MATERIAL FOR THE TASK:
┄┄┄┄┄┄┄┄┄┄┄┄┄┄┄┄┄┄┄┄
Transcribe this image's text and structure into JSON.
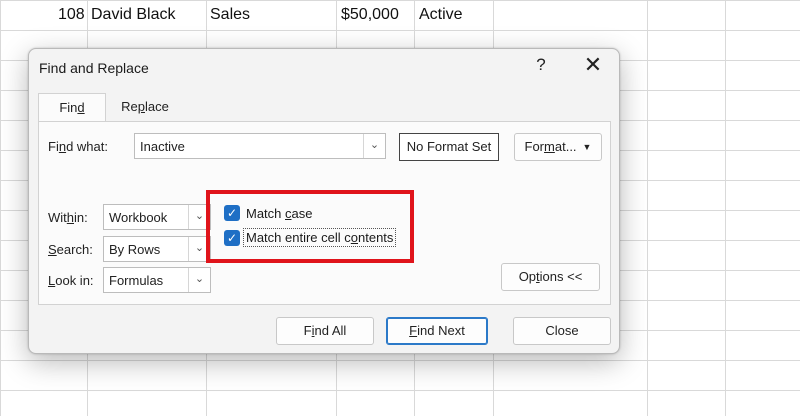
{
  "spreadsheet": {
    "row": {
      "id": "108",
      "name": "David Black",
      "department": "Sales",
      "salary": "$50,000",
      "status": "Active"
    }
  },
  "dialog": {
    "title": "Find and Replace",
    "help_label": "?",
    "close_label": "✕",
    "tabs": {
      "find": {
        "before": "Fin",
        "underline": "d",
        "after": ""
      },
      "replace": {
        "before": "Re",
        "underline": "p",
        "after": "lace"
      }
    },
    "find_what": {
      "label_before": "Fi",
      "label_underline": "n",
      "label_after": "d what:",
      "value": "Inactive"
    },
    "no_format_label": "No Format Set",
    "format_button": {
      "before": "For",
      "underline": "m",
      "after": "at..."
    },
    "within": {
      "label_before": "Wit",
      "label_underline": "h",
      "label_after": "in:",
      "value": "Workbook"
    },
    "search": {
      "label_before": "",
      "label_underline": "S",
      "label_after": "earch:",
      "value": "By Rows"
    },
    "look_in": {
      "label_before": "",
      "label_underline": "L",
      "label_after": "ook in:",
      "value": "Formulas"
    },
    "match_case": {
      "checked": true,
      "label_before": "Match ",
      "label_underline": "c",
      "label_after": "ase"
    },
    "match_entire": {
      "checked": true,
      "label_before": "Match entire cell c",
      "label_underline": "o",
      "label_after": "ntents"
    },
    "options_button": {
      "before": "Op",
      "underline": "t",
      "after": "ions <<"
    },
    "find_all_button": {
      "before": "F",
      "underline": "i",
      "after": "nd All"
    },
    "find_next_button": {
      "before": "",
      "underline": "F",
      "after": "ind Next"
    },
    "close_button": "Close"
  },
  "colors": {
    "highlight_border": "#e0141b",
    "checkbox_fill": "#1f6fc5",
    "primary_button_border": "#2b79c8"
  },
  "icons": {
    "checkbox_checked": "checkmark-icon",
    "dropdown": "chevron-down-icon",
    "close": "close-icon",
    "help": "help-icon"
  }
}
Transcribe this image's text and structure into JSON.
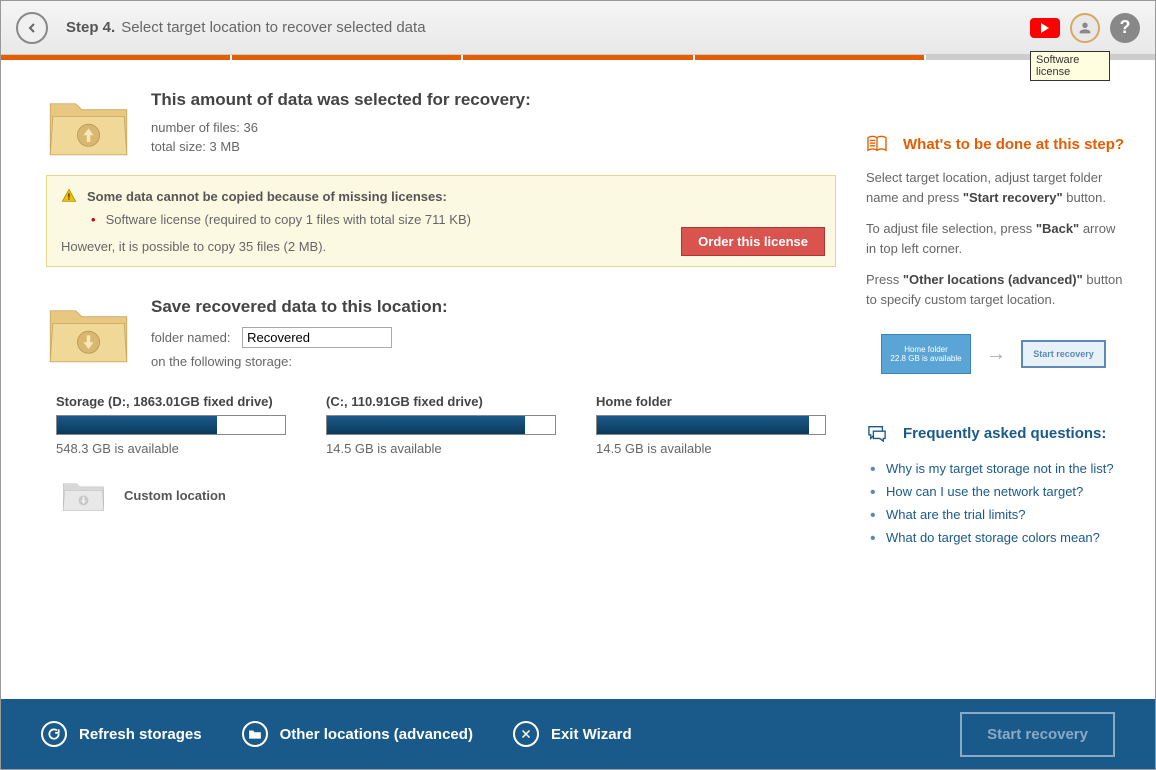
{
  "header": {
    "step_label": "Step 4.",
    "step_desc": "Select target location to recover selected data",
    "tooltip": "Software license"
  },
  "summary": {
    "title": "This amount of data was selected for recovery:",
    "files": "number of files: 36",
    "size": "total size: 3 MB"
  },
  "warning": {
    "title": "Some data cannot be copied because of missing licenses:",
    "item": "Software license (required to copy 1 files with total size 711 KB)",
    "however": "However, it is possible to copy 35 files (2 MB).",
    "order_btn": "Order this license"
  },
  "save": {
    "title": "Save recovered data to this location:",
    "folder_label": "folder named:",
    "folder_value": "Recovered",
    "storage_hint": "on the following storage:"
  },
  "storages": [
    {
      "name": "Storage (D:, 1863.01GB fixed drive)",
      "fill": 70,
      "avail": "548.3 GB is available"
    },
    {
      "name": "(C:, 110.91GB fixed drive)",
      "fill": 87,
      "avail": "14.5 GB is available"
    },
    {
      "name": "Home folder",
      "fill": 93,
      "avail": "14.5 GB is available"
    }
  ],
  "custom_location": "Custom location",
  "side": {
    "heading1": "What's to be done at this step?",
    "p1_a": "Select target location, adjust target folder name and press ",
    "p1_b": "\"Start recovery\"",
    "p1_c": " button.",
    "p2_a": "To adjust file selection, press ",
    "p2_b": "\"Back\"",
    "p2_c": " arrow in top left corner.",
    "p3_a": "Press ",
    "p3_b": "\"Other locations (advanced)\"",
    "p3_c": " button to specify custom target location.",
    "demo1a": "Home folder",
    "demo1b": "22.8 GB is available",
    "demo2": "Start recovery",
    "heading2": "Frequently asked questions:",
    "faq": [
      "Why is my target storage not in the list?",
      "How can I use the network target?",
      "What are the trial limits?",
      "What do target storage colors mean?"
    ]
  },
  "footer": {
    "refresh": "Refresh storages",
    "other": "Other locations (advanced)",
    "exit": "Exit Wizard",
    "start": "Start recovery"
  }
}
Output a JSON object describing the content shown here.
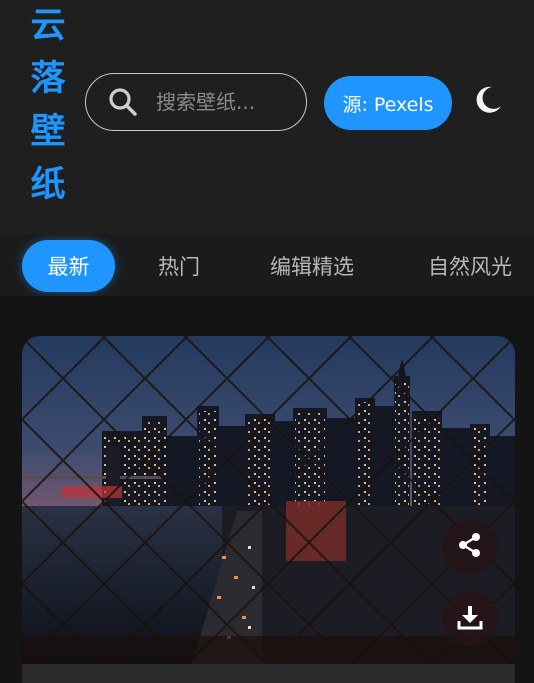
{
  "app": {
    "logo_chars": [
      "云",
      "落",
      "壁",
      "纸"
    ]
  },
  "search": {
    "placeholder": "搜索壁纸..."
  },
  "source_button": {
    "label": "源: Pexels"
  },
  "theme_toggle": {
    "icon": "moon-icon"
  },
  "tabs": [
    {
      "label": "最新",
      "active": true
    },
    {
      "label": "热门",
      "active": false
    },
    {
      "label": "编辑精选",
      "active": false
    },
    {
      "label": "自然风光",
      "active": false
    }
  ],
  "card": {
    "actions": {
      "share_icon": "share-icon",
      "download_icon": "download-icon"
    }
  },
  "colors": {
    "accent": "#1e95ff",
    "background": "#141414",
    "header": "#1f1f1f"
  }
}
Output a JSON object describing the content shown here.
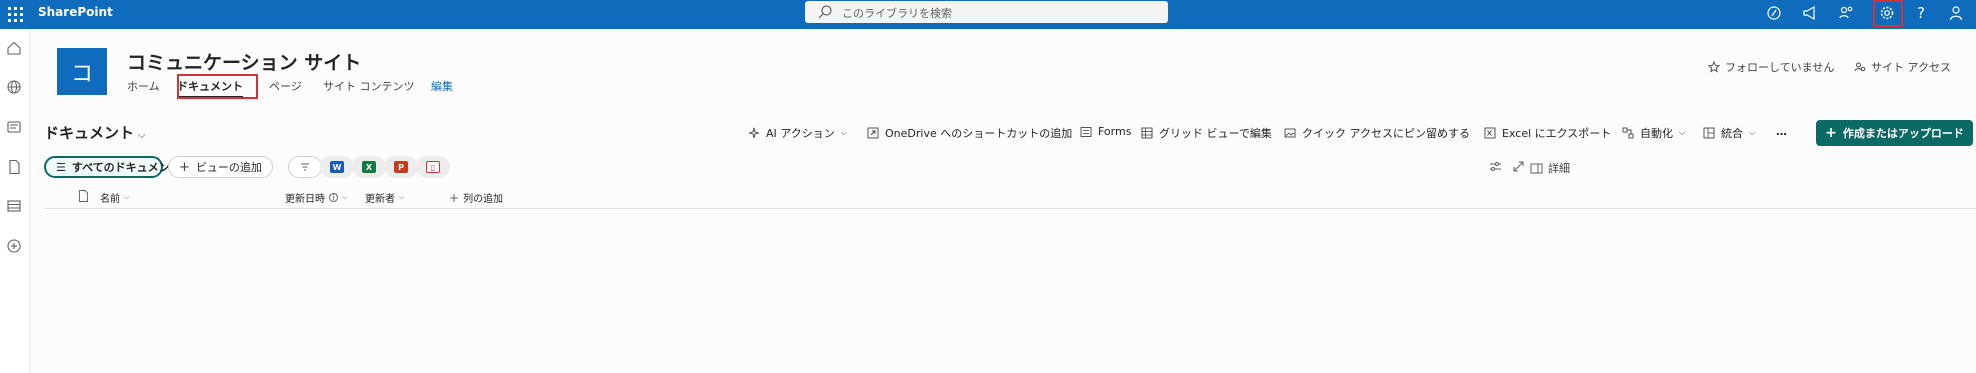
{
  "topbar": {
    "brand": "SharePoint",
    "search_placeholder": "このライブラリを検索",
    "icons": [
      "copilot-icon",
      "megaphone-icon",
      "share-people-icon",
      "settings-icon",
      "help-icon",
      "account-icon"
    ]
  },
  "leftrail": {
    "icons": [
      "home-icon",
      "globe-icon",
      "news-icon",
      "file-icon",
      "list-icon",
      "create-icon"
    ]
  },
  "site": {
    "logo_letter": "コ",
    "title": "コミュニケーション サイト",
    "nav": [
      {
        "label": "ホーム"
      },
      {
        "label": "ドキュメント"
      },
      {
        "label": "ページ"
      },
      {
        "label": "サイト コンテンツ"
      },
      {
        "label": "編集"
      }
    ],
    "follow_label": "フォローしていません",
    "access_label": "サイト アクセス"
  },
  "library": {
    "title": "ドキュメント",
    "commands": {
      "ai": "AI アクション",
      "onedrive": "OneDrive へのショートカットの追加",
      "forms": "Forms",
      "grid": "グリッド ビューで編集",
      "pin": "クイック アクセスにピン留めする",
      "excel": "Excel にエクスポート",
      "automate": "自動化",
      "integrate": "統合",
      "more": "…",
      "create": "作成またはアップロード"
    },
    "views": {
      "all_docs": "すべてのドキュメント",
      "add_view": "ビューの追加"
    },
    "details_label": "詳細",
    "columns": {
      "name": "名前",
      "modified": "更新日時",
      "modified_by": "更新者",
      "add_column": "列の追加"
    }
  },
  "colors": {
    "suite_bar": "#0f6cbd",
    "accent": "#0b6a64",
    "highlight": "#d13438"
  }
}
┄┄┄┄┄┄┄┄┄┄┄┄┄┄┄┄┄┄┄┄
TASK OBJECTIVE: Give only the number of lines above that hold the string "files".

EXERCISE RESULT: 3